**Task instructions**
Reproduce verbatim the lines in the records below, starting with the line that contains "legend-label: Multiples of" and continuing through the line that contains "line bbox=[322, 159, 544, 252]", with both of those lines included.

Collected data

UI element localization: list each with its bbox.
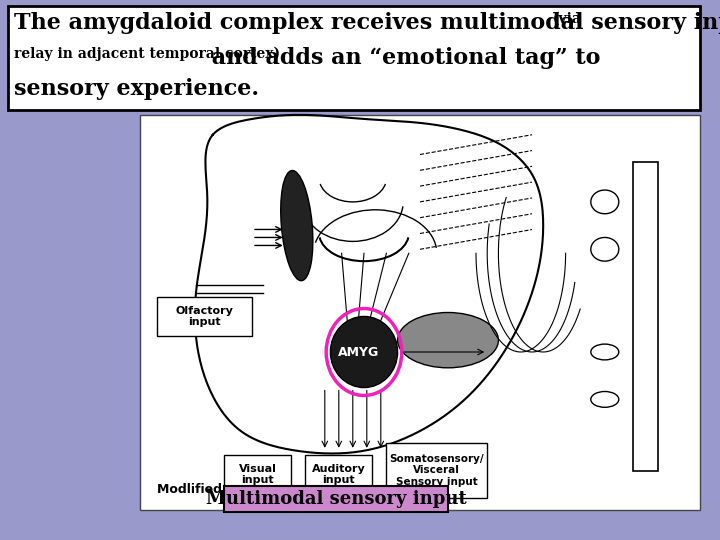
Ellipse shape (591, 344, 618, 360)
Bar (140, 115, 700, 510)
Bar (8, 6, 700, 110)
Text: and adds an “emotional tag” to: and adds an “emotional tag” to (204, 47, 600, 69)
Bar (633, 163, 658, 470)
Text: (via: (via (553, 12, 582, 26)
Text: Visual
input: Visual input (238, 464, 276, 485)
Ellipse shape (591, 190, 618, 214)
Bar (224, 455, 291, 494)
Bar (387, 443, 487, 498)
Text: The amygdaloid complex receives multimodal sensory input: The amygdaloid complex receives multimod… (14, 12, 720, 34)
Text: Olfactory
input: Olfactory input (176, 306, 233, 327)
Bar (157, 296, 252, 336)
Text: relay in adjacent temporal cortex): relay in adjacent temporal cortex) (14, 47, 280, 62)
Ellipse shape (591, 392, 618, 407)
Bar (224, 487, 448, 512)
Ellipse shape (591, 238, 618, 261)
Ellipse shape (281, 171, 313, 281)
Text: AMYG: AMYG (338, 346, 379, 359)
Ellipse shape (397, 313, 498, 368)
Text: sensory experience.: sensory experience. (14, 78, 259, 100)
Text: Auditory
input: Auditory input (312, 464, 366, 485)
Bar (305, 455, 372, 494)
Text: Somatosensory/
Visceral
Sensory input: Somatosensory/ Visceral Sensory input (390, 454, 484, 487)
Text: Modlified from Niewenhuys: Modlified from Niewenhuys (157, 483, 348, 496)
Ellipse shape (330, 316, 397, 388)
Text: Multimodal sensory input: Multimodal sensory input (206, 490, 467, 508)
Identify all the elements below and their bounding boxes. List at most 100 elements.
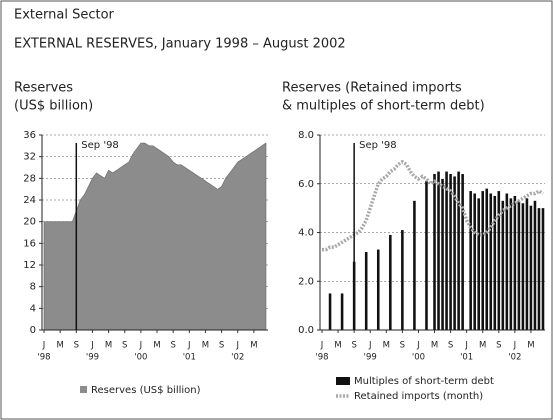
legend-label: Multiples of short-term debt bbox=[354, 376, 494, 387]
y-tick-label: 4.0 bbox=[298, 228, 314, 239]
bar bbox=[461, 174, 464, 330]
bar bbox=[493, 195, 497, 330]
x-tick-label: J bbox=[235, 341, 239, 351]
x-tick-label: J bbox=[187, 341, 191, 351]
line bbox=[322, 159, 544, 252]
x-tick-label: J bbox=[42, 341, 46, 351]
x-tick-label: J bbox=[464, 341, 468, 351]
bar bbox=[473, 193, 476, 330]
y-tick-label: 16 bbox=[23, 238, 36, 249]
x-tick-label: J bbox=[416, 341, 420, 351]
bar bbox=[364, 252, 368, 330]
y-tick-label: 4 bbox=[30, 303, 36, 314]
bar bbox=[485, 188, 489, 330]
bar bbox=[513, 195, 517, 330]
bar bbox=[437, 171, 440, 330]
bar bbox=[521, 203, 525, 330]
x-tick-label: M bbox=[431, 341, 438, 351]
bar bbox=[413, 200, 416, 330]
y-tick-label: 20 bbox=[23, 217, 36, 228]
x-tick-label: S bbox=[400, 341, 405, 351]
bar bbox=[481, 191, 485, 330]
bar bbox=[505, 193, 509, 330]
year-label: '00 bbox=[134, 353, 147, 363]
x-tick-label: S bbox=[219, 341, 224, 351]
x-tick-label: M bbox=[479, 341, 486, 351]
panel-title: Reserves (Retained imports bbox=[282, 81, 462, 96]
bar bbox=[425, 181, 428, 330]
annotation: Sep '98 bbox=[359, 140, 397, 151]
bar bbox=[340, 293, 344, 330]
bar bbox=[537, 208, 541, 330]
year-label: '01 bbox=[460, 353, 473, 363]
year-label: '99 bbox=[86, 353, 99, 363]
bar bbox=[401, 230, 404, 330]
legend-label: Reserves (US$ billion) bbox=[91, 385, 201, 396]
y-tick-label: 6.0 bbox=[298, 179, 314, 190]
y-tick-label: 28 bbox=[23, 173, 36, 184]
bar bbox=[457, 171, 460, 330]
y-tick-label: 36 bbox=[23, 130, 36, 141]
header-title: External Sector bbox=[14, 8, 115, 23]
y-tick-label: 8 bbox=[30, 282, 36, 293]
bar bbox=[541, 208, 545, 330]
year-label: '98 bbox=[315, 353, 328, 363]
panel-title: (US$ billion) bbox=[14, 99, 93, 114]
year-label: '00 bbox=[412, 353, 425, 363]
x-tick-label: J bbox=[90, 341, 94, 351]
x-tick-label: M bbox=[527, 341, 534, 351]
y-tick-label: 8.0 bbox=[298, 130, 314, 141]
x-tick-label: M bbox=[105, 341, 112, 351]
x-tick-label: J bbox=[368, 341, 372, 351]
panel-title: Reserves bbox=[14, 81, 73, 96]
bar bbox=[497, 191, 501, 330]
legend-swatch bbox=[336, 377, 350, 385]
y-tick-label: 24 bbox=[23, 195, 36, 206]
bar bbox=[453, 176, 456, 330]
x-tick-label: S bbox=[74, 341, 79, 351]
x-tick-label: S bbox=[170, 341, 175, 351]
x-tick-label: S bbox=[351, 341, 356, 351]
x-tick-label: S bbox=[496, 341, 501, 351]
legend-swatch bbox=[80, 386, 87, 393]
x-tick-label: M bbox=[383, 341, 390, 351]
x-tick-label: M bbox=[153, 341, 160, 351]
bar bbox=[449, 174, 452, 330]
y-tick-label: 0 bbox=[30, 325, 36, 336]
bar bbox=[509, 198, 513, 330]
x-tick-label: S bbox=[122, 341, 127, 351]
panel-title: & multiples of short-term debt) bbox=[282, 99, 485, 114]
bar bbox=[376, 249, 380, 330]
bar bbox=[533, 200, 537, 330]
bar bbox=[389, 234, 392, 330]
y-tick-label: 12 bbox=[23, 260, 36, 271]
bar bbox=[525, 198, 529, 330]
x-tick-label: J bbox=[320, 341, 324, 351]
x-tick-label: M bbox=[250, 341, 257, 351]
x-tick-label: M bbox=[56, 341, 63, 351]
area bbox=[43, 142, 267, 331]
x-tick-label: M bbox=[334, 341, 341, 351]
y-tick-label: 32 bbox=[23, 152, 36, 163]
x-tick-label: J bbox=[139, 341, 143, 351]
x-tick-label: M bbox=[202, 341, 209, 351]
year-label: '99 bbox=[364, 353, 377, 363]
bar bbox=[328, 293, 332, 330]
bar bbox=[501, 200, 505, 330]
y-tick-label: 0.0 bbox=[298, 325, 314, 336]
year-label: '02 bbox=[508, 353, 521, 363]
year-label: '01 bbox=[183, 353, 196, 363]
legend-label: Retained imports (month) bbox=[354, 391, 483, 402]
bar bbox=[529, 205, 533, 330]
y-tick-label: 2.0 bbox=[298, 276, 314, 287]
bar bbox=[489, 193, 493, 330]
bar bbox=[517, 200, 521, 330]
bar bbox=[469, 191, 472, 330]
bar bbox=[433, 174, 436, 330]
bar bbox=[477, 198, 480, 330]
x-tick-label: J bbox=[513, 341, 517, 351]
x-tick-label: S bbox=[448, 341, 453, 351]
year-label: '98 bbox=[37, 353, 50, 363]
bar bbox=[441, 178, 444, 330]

**Response to the exercise**
legend-label: Multiples of short-term debt bbox=[354, 376, 494, 387]
y-tick-label: 4.0 bbox=[298, 228, 314, 239]
bar bbox=[461, 174, 464, 330]
bar bbox=[493, 195, 497, 330]
x-tick-label: J bbox=[235, 341, 239, 351]
x-tick-label: J bbox=[187, 341, 191, 351]
line bbox=[322, 159, 544, 252]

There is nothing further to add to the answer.